● Exercise instructions: For every line in the records that has the word "지방교부세", make a copy.

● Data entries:
+++

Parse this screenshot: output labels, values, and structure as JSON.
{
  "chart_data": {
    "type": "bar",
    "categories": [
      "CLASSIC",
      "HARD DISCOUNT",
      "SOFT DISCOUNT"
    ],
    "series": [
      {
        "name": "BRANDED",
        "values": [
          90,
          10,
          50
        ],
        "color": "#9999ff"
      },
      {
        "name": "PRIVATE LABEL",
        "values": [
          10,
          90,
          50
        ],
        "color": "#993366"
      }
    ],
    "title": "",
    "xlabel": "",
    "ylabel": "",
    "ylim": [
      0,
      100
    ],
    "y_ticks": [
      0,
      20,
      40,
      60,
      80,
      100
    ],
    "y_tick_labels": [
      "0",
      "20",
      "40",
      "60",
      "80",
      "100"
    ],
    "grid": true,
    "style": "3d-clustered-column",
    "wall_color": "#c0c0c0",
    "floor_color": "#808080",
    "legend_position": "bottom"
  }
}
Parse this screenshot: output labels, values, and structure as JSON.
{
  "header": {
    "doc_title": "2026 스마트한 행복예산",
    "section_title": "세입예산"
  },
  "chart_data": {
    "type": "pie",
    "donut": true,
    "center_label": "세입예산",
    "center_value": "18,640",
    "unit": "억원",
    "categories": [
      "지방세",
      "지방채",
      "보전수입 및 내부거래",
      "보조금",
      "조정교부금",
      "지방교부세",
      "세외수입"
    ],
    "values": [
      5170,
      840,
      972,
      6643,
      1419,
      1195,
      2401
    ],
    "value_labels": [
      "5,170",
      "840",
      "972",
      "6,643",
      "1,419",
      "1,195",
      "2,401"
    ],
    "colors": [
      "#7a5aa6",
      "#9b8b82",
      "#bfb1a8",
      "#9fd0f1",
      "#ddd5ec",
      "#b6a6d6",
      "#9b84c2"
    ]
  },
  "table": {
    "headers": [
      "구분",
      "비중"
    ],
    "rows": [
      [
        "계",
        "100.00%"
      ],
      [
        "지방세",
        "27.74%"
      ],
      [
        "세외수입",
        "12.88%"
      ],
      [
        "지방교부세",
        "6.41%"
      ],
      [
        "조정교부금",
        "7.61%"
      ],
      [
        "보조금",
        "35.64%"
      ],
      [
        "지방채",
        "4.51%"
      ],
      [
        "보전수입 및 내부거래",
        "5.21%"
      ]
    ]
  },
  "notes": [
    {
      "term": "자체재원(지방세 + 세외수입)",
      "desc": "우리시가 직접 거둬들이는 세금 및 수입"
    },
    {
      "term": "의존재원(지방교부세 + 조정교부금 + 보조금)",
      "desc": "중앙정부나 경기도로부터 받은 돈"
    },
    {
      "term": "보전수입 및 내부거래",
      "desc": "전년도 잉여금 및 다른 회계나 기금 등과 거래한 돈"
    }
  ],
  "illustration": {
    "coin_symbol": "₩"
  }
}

+++

● Final result:
      "지방교부세",
        "지방교부세",
      "term": "의존재원(지방교부세 + 조정교부금 + 보조금)",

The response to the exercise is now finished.